*AIM OF THE TASK*:
Put the part of the records that opens with the line containing "106, 108, 124]" and closes with the line containing "dialog-minimize-button[interactable]: _: [383, 31, 398, 44]" into a JSON list of strings, one string per line and no blank lines. Include both of those lines and nothing outside them.

Element and coordinate records:
** START **
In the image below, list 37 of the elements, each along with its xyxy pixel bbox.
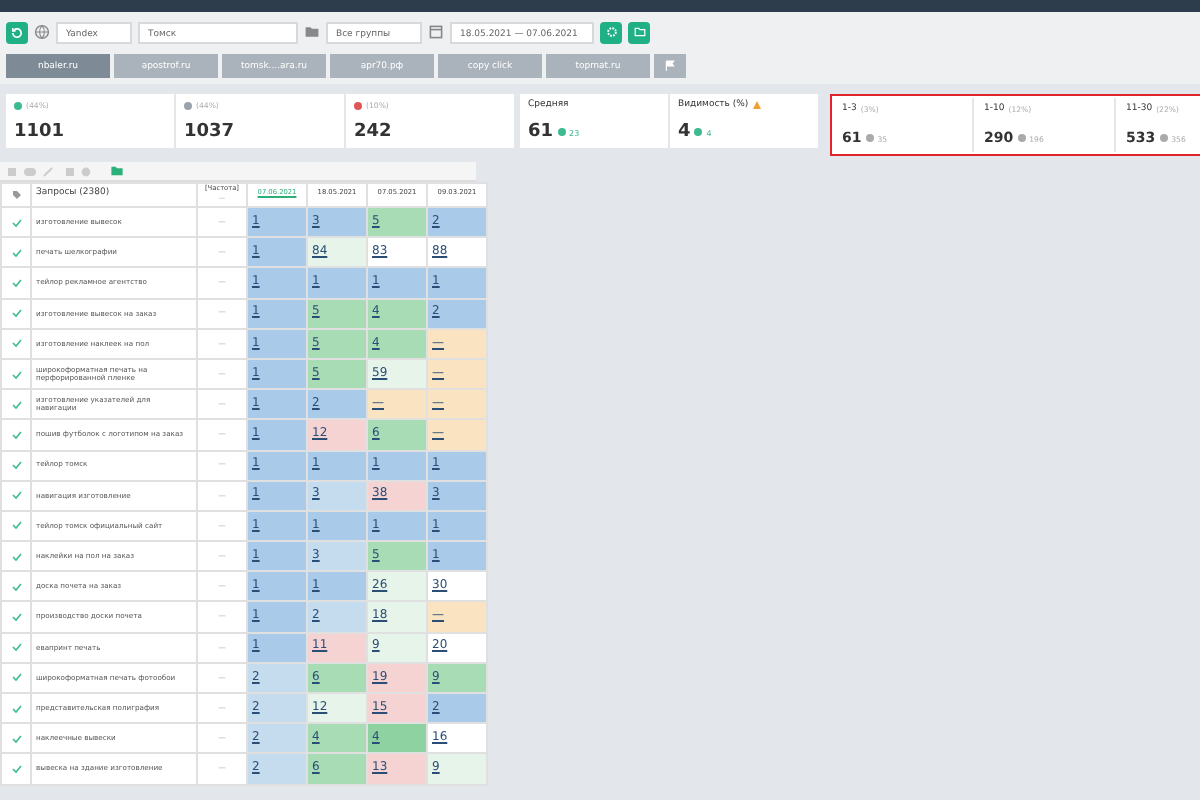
check-icon [11,612,21,623]
check-icon [11,642,21,653]
gear-icon [605,26,617,38]
check-icon [11,520,21,531]
check-icon [11,277,21,288]
globe-icon [34,24,50,40]
tag-icon [11,190,21,200]
flag-button[interactable] [654,54,686,78]
refresh-button[interactable] [6,21,28,43]
folder-icon [304,24,320,40]
folder-icon [633,26,645,38]
stat-value: 61 [528,122,554,142]
stat-value: 4 [678,122,691,142]
settings-button[interactable] [600,21,622,43]
folder-icon[interactable] [110,164,124,178]
stat-value: 1101 [14,122,67,142]
check-icon [11,460,21,471]
check-icon [11,369,21,380]
check-icon [11,672,21,683]
check-icon [11,429,21,440]
folder-button[interactable] [628,21,650,43]
check-icon [11,581,21,592]
check-icon [11,490,21,501]
check-icon [11,247,21,258]
check-icon [11,551,21,562]
check-icon [11,763,21,774]
check-icon [11,399,21,410]
check-icon [11,217,21,228]
refresh-icon [10,25,24,39]
flag-icon [664,60,676,72]
check-icon [11,338,21,349]
stat-value: 1037 [184,122,237,142]
check-icon [11,733,21,744]
calendar-icon [428,24,444,40]
check-icon [11,703,21,714]
stat-value: 242 [354,122,394,142]
check-icon [11,308,21,319]
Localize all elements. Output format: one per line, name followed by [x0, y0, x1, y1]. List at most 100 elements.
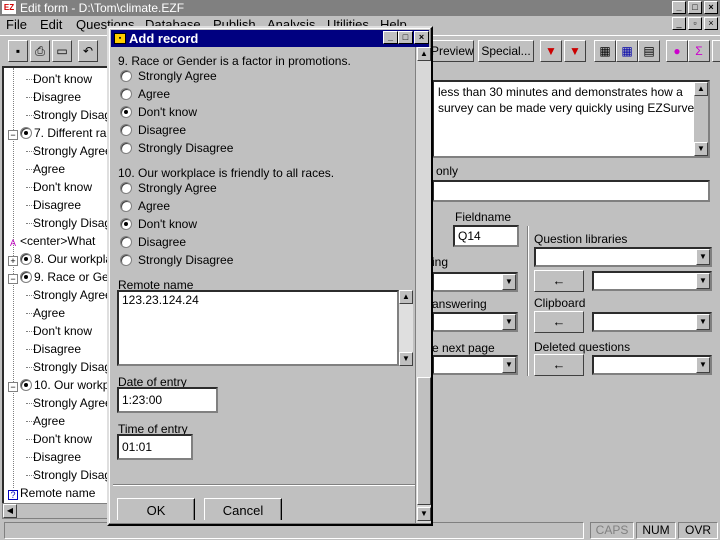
tree-option-item[interactable]: Strongly Disagree: [16, 106, 108, 124]
tree-option-item[interactable]: Strongly Disagree: [16, 466, 108, 484]
toolbar-overflow-button[interactable]: [712, 40, 720, 62]
q10-option-2[interactable]: Agree: [120, 197, 170, 215]
filter-edit-icon[interactable]: ▼: [564, 40, 586, 62]
description-textarea[interactable]: less than 30 minutes and demonstrates ho…: [432, 80, 710, 158]
menu-edit[interactable]: Edit: [40, 17, 62, 32]
tree-option-item[interactable]: Don't know: [16, 430, 92, 448]
question-libraries-combo[interactable]: ▼: [534, 247, 712, 267]
dialog-minimize-button[interactable]: _: [383, 31, 398, 44]
tree-option-item[interactable]: Disagree: [16, 340, 81, 358]
special-button[interactable]: Special...: [478, 40, 534, 62]
collapse-icon[interactable]: −: [8, 274, 18, 284]
tree-option-item[interactable]: Strongly Agree: [16, 394, 108, 412]
cancel-button[interactable]: Cancel: [204, 498, 282, 520]
radio-selected-icon[interactable]: [120, 218, 132, 230]
next-page-combo[interactable]: ▼: [432, 355, 518, 375]
fieldname-input[interactable]: Q14: [453, 225, 519, 247]
scroll-left-icon[interactable]: ◀: [3, 504, 17, 518]
dialog-vertical-scrollbar[interactable]: ▲ ▼: [415, 47, 431, 523]
scroll-up-icon[interactable]: ▲: [417, 47, 431, 61]
menu-file[interactable]: File: [6, 17, 27, 32]
ok-button[interactable]: OK: [117, 498, 195, 520]
dialog-maximize-button[interactable]: □: [398, 31, 413, 44]
tree-question-item[interactable]: − 7. Different races: [8, 124, 108, 142]
radio-icon[interactable]: [120, 88, 132, 100]
radio-icon[interactable]: [120, 254, 132, 266]
remote-name-textarea[interactable]: 123.23.124.24: [117, 290, 399, 366]
tree-question-item[interactable]: A <center>What: [8, 232, 95, 250]
close-button[interactable]: ×: [704, 1, 718, 14]
tree-option-item[interactable]: Disagree: [16, 448, 81, 466]
chevron-down-icon[interactable]: ▼: [696, 273, 710, 289]
q10-option-1[interactable]: Strongly Agree: [120, 179, 217, 197]
tree-option-item[interactable]: Strongly Disagree: [16, 214, 108, 232]
clipboard-insert-button[interactable]: ←: [534, 311, 584, 333]
radio-icon[interactable]: [120, 142, 132, 154]
tree-horizontal-scrollbar[interactable]: ◀: [2, 503, 110, 519]
deleted-insert-button[interactable]: ←: [534, 354, 584, 376]
tree-option-item[interactable]: Strongly Agree: [16, 142, 108, 160]
radio-icon[interactable]: [120, 124, 132, 136]
chevron-down-icon[interactable]: ▼: [502, 357, 516, 373]
scroll-down-icon[interactable]: ▼: [694, 142, 708, 156]
statistics-icon[interactable]: Σ: [688, 40, 710, 62]
question-tree[interactable]: Don't knowDisagreeStrongly Disagree−7. D…: [2, 66, 110, 506]
radio-icon[interactable]: [120, 182, 132, 194]
tree-question-item[interactable]: − 10. Our workplace: [8, 376, 108, 394]
filter-icon[interactable]: ▼: [540, 40, 562, 62]
dialog-title-bar[interactable]: ▪ Add record _ □ ×: [111, 30, 429, 47]
tree-question-item[interactable]: − 9. Race or Gender: [8, 268, 108, 286]
deleted-questions-combo[interactable]: ▼: [592, 355, 712, 375]
field-icon[interactable]: ?: [8, 490, 18, 500]
html-block-icon[interactable]: A: [8, 239, 18, 249]
time-of-entry-input[interactable]: 01:01: [117, 434, 193, 460]
tree-option-item[interactable]: Don't know: [16, 70, 92, 88]
tree-option-item[interactable]: Agree: [16, 412, 65, 430]
tree-option-item[interactable]: Strongly Agree: [16, 286, 108, 304]
chevron-down-icon[interactable]: ▼: [696, 249, 710, 265]
print-icon[interactable]: ⎙: [30, 40, 50, 62]
library-insert-button[interactable]: ←: [534, 270, 584, 292]
main-title-bar[interactable]: EZ Edit form - D:\Tom\climate.EZF _ □ ×: [0, 0, 720, 16]
table-icon[interactable]: ▦: [594, 40, 616, 62]
export-icon[interactable]: ▤: [638, 40, 660, 62]
collapse-icon[interactable]: −: [8, 382, 18, 392]
q10-option-4[interactable]: Disagree: [120, 233, 186, 251]
q9-option-3[interactable]: Don't know: [120, 103, 197, 121]
collapse-icon[interactable]: −: [8, 130, 18, 140]
tree-question-item[interactable]: +8. Our workplace: [8, 250, 108, 268]
form-icon[interactable]: ▭: [52, 40, 72, 62]
tree-option-item[interactable]: Strongly Disagree: [16, 358, 108, 376]
save-icon[interactable]: ▪: [8, 40, 28, 62]
mdi-restore-button[interactable]: ▫: [688, 17, 702, 30]
tree-option-item[interactable]: Disagree: [16, 88, 81, 106]
remote-name-scrollbar[interactable]: ▲ ▼: [399, 290, 413, 366]
answering-combo[interactable]: ▼: [432, 312, 518, 332]
q9-option-2[interactable]: Agree: [120, 85, 170, 103]
chevron-down-icon[interactable]: ▼: [696, 357, 710, 373]
chart-icon[interactable]: ●: [666, 40, 688, 62]
scroll-down-icon[interactable]: ▼: [399, 352, 413, 366]
only-field[interactable]: [432, 180, 710, 202]
radio-selected-icon[interactable]: [120, 106, 132, 118]
radio-icon[interactable]: [120, 70, 132, 82]
ing-combo[interactable]: ▼: [432, 272, 518, 292]
date-of-entry-input[interactable]: 1:23:00: [117, 387, 218, 413]
chevron-down-icon[interactable]: ▼: [502, 274, 516, 290]
tree-option-item[interactable]: Don't know: [16, 178, 92, 196]
chevron-down-icon[interactable]: ▼: [502, 314, 516, 330]
q9-option-5[interactable]: Strongly Disagree: [120, 139, 233, 157]
radio-icon[interactable]: [120, 200, 132, 212]
library-secondary-combo[interactable]: ▼: [592, 271, 712, 291]
description-scrollbar[interactable]: ▲ ▼: [694, 82, 708, 156]
radio-icon[interactable]: [120, 236, 132, 248]
preview-button[interactable]: Preview: [430, 40, 474, 62]
tree-question-item[interactable]: ? Remote name: [8, 484, 95, 502]
calendar-icon[interactable]: ▦: [616, 40, 638, 62]
scroll-down-icon[interactable]: ▼: [417, 507, 431, 521]
tree-option-item[interactable]: Agree: [16, 160, 65, 178]
q9-option-4[interactable]: Disagree: [120, 121, 186, 139]
q9-option-1[interactable]: Strongly Agree: [120, 67, 217, 85]
undo-icon[interactable]: ↶: [78, 40, 98, 62]
expand-icon[interactable]: +: [8, 256, 18, 266]
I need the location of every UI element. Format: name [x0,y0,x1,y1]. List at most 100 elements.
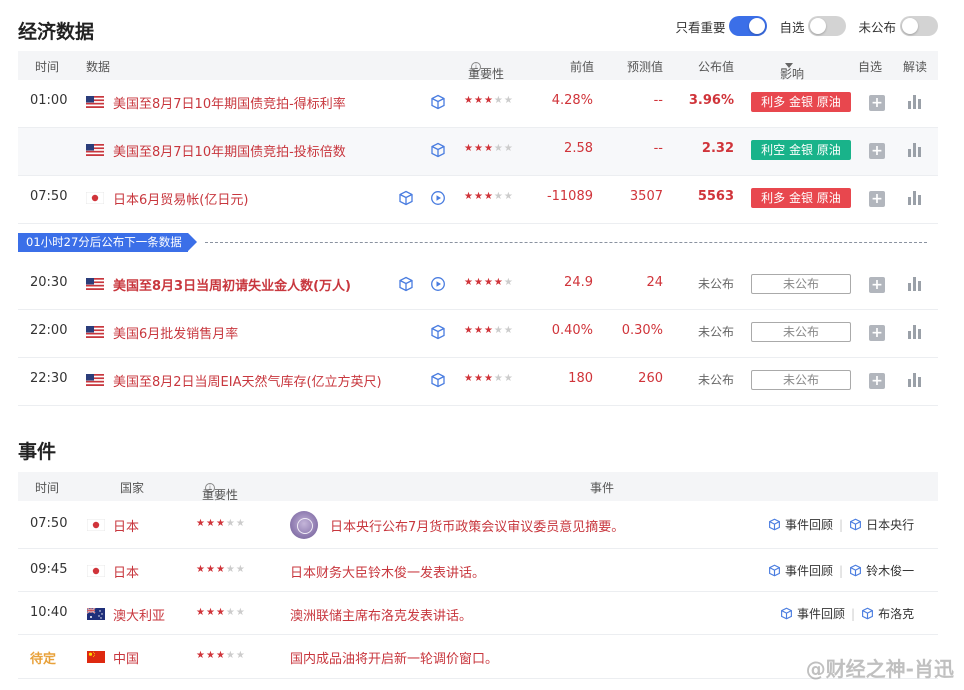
importance-stars: ★★★★★ [464,191,514,202]
interpret-button[interactable] [908,191,922,209]
play-icon[interactable] [430,276,446,296]
event-text[interactable]: 日本财务大臣铃木俊一发表讲话。 [290,562,485,581]
cube-icon[interactable] [430,94,446,114]
event-review-link[interactable]: 事件回顾 [768,564,833,578]
cube-icon[interactable] [398,276,414,296]
star-icon: ★ [464,325,474,336]
event-time: 09:45 [30,562,68,577]
economic-row[interactable]: 22:30 美国至8月2日当周EIA天然气库存(亿立方英尺) ★★★★★ 180 260… [18,358,938,406]
interpret-button[interactable] [908,277,922,295]
toggle-unpublished[interactable]: 未公布 [858,16,938,36]
importance-stars: ★★★★★ [464,325,514,336]
toggle-switch[interactable] [729,16,768,36]
importance-stars: ★★★★★ [464,373,514,384]
indicator-name[interactable]: 美国6月批发销售月率 [113,323,238,342]
star-icon: ★ [483,277,494,288]
event-row[interactable]: 09:45 日本 ★★★★★ 日本财务大臣铃木俊一发表讲话。 事件回顾 | 铃木俊一 [18,549,938,592]
economic-row[interactable]: 22:00 美国6月批发销售月率 ★★★★★ 0.40% 0.30% 未公布 未公布 + [18,310,938,358]
toggle-switch[interactable] [900,16,938,36]
event-topic-link[interactable]: 日本央行 [849,518,914,532]
toggle-important-only[interactable]: 只看重要 [675,16,768,36]
event-topic-link[interactable]: 铃木俊一 [849,564,914,578]
row-time: 22:00 [30,323,68,338]
economic-row[interactable]: 美国至8月7日10年期国债竞拍-投标倍数 ★★★★★ 2.58 -- 2.32 利空 金银… [18,128,938,176]
event-text[interactable]: 澳洲联储主席布洛克发表讲话。 [290,605,472,624]
star-icon: ★ [473,95,484,106]
header-actual: 公布值 [698,60,735,74]
star-icon: ★ [215,650,226,661]
importance-stars: ★★★★★ [196,518,246,529]
economic-table-header: 时间 数据 重要性 i 前值 预测值 公布值 影响 自选 解读 [18,51,938,81]
play-icon[interactable] [430,190,446,210]
event-text[interactable]: 日本央行公布7月货币政策会议审议委员意见摘要。 [330,516,624,535]
cube-icon[interactable] [398,190,414,210]
next-release-banner: 01小时27分后公布下一条数据 [18,233,197,252]
header-importance: 重要性 i [468,62,505,81]
add-watchlist-button[interactable]: + [869,325,885,341]
plus-icon: + [869,325,885,341]
event-country: 中国 [113,652,140,667]
star-icon: ★ [483,373,494,384]
economic-row[interactable]: 20:30 美国至8月3日当周初请失业金人数(万人) ★★★★★ 24.9 24 未公布未… [18,262,938,310]
bar-chart-icon [908,277,922,291]
add-watchlist-button[interactable]: + [869,191,885,207]
cn-flag [87,651,105,666]
prev-value: 4.28% [551,93,593,108]
filter-toggles: 只看重要 自选 未公布 [663,16,938,36]
event-row[interactable]: 07:50 日本 ★★★★★ 日本央行公布7月货币政策会议审议委员意见摘要。 事件回顾 |… [18,500,938,549]
event-text[interactable]: 国内成品油将开启新一轮调价窗口。 [290,648,498,667]
header-impact[interactable]: 影响 [780,58,804,81]
add-watchlist-button[interactable]: + [869,95,885,111]
boj-seal-icon [290,511,318,543]
cube-icon[interactable] [430,324,446,344]
event-topic-link[interactable]: 布洛克 [861,607,914,621]
header-prev: 前值 [570,60,595,74]
star-icon: ★ [503,191,514,202]
us-flag [86,326,104,341]
event-row[interactable]: 待定 中国 ★★★★★ 国内成品油将开启新一轮调价窗口。 [18,635,938,679]
header-event: 事件 [590,481,615,495]
toggle-label: 只看重要 [675,19,726,35]
event-review-link[interactable]: 事件回顾 [780,607,845,621]
star-icon: ★ [493,373,504,384]
indicator-name[interactable]: 美国至8月7日10年期国债竞拍-得标利率 [113,93,346,112]
star-icon: ★ [503,143,514,154]
prev-value: -11089 [546,189,593,204]
plus-icon: + [869,143,885,159]
forecast-value: 260 [638,371,663,386]
header-importance: 重要性 i [202,483,239,502]
toggle-switch[interactable] [808,16,847,36]
interpret-button[interactable] [908,95,922,113]
star-icon: ★ [196,564,206,575]
indicator-name[interactable]: 美国至8月3日当周初请失业金人数(万人) [113,275,351,294]
add-watchlist-button[interactable]: + [869,373,885,389]
indicator-name[interactable]: 日本6月贸易帐(亿日元) [113,189,248,208]
header-interpret: 解读 [903,60,928,74]
event-review-link[interactable]: 事件回顾 [768,518,833,532]
event-row[interactable]: 10:40 澳大利亚 ★★★★★ 澳洲联储主席布洛克发表讲话。 事件回顾 | 布洛克 [18,592,938,635]
add-watchlist-button[interactable]: + [869,277,885,293]
actual-value: 未公布 [697,373,734,387]
star-icon: ★ [225,518,236,529]
events-table-header: 时间 国家 重要性 i 事件 [18,472,938,502]
interpret-button[interactable] [908,325,922,343]
us-flag [86,144,104,159]
economic-row[interactable]: 01:00 美国至8月7日10年期国债竞拍-得标利率 ★★★★★ 4.28% -- 3.9… [18,80,938,128]
cube-icon[interactable] [430,372,446,392]
economic-row[interactable]: 07:50 日本6月贸易帐(亿日元) ★★★★★ -11089 3507 5563 利多 金… [18,176,938,224]
row-time: 20:30 [30,275,68,290]
interpret-button[interactable] [908,143,922,161]
star-icon: ★ [473,325,484,336]
toggle-label: 自选 [779,19,805,35]
plus-icon: + [869,95,885,111]
event-country: 澳大利亚 [113,609,166,624]
star-icon: ★ [473,143,484,154]
add-watchlist-button[interactable]: + [869,143,885,159]
cube-icon[interactable] [430,142,446,162]
interpret-button[interactable] [908,373,922,391]
star-icon: ★ [464,143,474,154]
bar-chart-icon [908,373,922,387]
toggle-watchlist[interactable]: 自选 [779,16,847,36]
indicator-name[interactable]: 美国至8月7日10年期国债竞拍-投标倍数 [113,141,346,160]
indicator-name[interactable]: 美国至8月2日当周EIA天然气库存(亿立方英尺) [113,371,382,390]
** END **
*WRITTEN SOLUTION*:
[
  "tree-option-item[interactable]: Strongly Disagree: [16, 106, 108, 124]",
  "tree-option-item[interactable]: Strongly Disagree: [16, 466, 108, 484]",
  "toolbar-overflow-button[interactable]: [712, 40, 720, 62]",
  "q10-option-2[interactable]: Agree: [120, 197, 170, 215]",
  "filter-edit-icon[interactable]: ▼: [564, 40, 586, 62]",
  "description-textarea[interactable]: less than 30 minutes and demonstrates ho…: [432, 80, 710, 158]",
  "menu-edit[interactable]: Edit: [40, 17, 62, 32]",
  "tree-option-item[interactable]: Don't know: [16, 430, 92, 448]",
  "question-libraries-combo[interactable]: ▼: [534, 247, 712, 267]",
  "dialog-minimize-button[interactable]: _: [383, 31, 398, 44]"
]